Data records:

☆ ☆ ☆ ☆

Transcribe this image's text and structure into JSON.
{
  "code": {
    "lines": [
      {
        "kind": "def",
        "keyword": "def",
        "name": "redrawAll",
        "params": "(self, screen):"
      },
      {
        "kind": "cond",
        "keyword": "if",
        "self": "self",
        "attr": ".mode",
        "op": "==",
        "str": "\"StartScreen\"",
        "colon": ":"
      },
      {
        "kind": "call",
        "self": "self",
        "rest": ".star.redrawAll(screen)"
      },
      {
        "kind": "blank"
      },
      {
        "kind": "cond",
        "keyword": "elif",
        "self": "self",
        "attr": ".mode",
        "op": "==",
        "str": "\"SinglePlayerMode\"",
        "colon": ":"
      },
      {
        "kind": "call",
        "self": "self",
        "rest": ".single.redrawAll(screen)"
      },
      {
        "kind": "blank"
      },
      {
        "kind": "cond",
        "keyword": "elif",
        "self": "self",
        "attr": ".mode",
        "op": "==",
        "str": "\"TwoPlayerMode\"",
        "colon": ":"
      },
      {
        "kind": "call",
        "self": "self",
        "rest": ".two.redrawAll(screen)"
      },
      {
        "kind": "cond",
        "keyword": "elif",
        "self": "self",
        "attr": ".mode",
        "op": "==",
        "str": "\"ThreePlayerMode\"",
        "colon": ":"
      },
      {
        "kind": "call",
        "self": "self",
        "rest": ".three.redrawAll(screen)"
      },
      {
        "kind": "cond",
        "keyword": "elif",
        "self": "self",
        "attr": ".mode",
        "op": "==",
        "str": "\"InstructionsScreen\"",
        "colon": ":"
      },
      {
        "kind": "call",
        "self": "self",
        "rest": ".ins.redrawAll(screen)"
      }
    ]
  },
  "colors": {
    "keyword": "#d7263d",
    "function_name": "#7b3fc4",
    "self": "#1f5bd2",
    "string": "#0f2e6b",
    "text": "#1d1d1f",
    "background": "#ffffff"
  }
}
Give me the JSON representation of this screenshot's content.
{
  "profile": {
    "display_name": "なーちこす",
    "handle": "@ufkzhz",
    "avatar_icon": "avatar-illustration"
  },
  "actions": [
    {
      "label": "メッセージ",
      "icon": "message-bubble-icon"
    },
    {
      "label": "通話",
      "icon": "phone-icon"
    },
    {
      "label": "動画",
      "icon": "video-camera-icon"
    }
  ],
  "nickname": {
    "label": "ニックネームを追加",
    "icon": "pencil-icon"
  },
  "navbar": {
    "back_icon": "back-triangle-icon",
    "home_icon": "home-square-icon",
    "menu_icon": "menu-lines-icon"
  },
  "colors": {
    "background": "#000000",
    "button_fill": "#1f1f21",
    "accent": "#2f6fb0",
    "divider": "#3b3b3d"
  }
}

☆ ☆ ☆ ☆

» **PROBLEM**
Set down the listing in full, keeping every word exactly as it is.

» **SOLUTION TO THIS EXERCISE**
Transcribe this image's text and structure into JSON.
{
  "code": {
    "lines": [
      {
        "kind": "def",
        "keyword": "def",
        "name": "redrawAll",
        "params": "(self, screen):"
      },
      {
        "kind": "cond",
        "keyword": "if",
        "self": "self",
        "attr": ".mode",
        "op": "==",
        "str": "\"StartScreen\"",
        "colon": ":"
      },
      {
        "kind": "call",
        "self": "self",
        "rest": ".star.redrawAll(screen)"
      },
      {
        "kind": "blank"
      },
      {
        "kind": "cond",
        "keyword": "elif",
        "self": "self",
        "attr": ".mode",
        "op": "==",
        "str": "\"SinglePlayerMode\"",
        "colon": ":"
      },
      {
        "kind": "call",
        "self": "self",
        "rest": ".single.redrawAll(screen)"
      },
      {
        "kind": "blank"
      },
      {
        "kind": "cond",
        "keyword": "elif",
        "self": "self",
        "attr": ".mode",
        "op": "==",
        "str": "\"TwoPlayerMode\"",
        "colon": ":"
      },
      {
        "kind": "call",
        "self": "self",
        "rest": ".two.redrawAll(screen)"
      },
      {
        "kind": "cond",
        "keyword": "elif",
        "self": "self",
        "attr": ".mode",
        "op": "==",
        "str": "\"ThreePlayerMode\"",
        "colon": ":"
      },
      {
        "kind": "call",
        "self": "self",
        "rest": ".three.redrawAll(screen)"
      },
      {
        "kind": "cond",
        "keyword": "elif",
        "self": "self",
        "attr": ".mode",
        "op": "==",
        "str": "\"InstructionsScreen\"",
        "colon": ":"
      },
      {
        "kind": "call",
        "self": "self",
        "rest": ".ins.redrawAll(screen)"
      }
    ]
  },
  "colors": {
    "keyword": "#d7263d",
    "function_name": "#7b3fc4",
    "self": "#1f5bd2",
    "string": "#0f2e6b",
    "text": "#1d1d1f",
    "background": "#ffffff"
  }
}
Give me the JSON representation of this screenshot's content.
{
  "profile": {
    "display_name": "なーちこす",
    "handle": "@ufkzhz",
    "avatar_icon": "avatar-illustration"
  },
  "actions": [
    {
      "label": "メッセージ",
      "icon": "message-bubble-icon"
    },
    {
      "label": "通話",
      "icon": "phone-icon"
    },
    {
      "label": "動画",
      "icon": "video-camera-icon"
    }
  ],
  "nickname": {
    "label": "ニックネームを追加",
    "icon": "pencil-icon"
  },
  "navbar": {
    "back_icon": "back-triangle-icon",
    "home_icon": "home-square-icon",
    "menu_icon": "menu-lines-icon"
  },
  "colors": {
    "background": "#000000",
    "button_fill": "#1f1f21",
    "accent": "#2f6fb0",
    "divider": "#3b3b3d"
  }
}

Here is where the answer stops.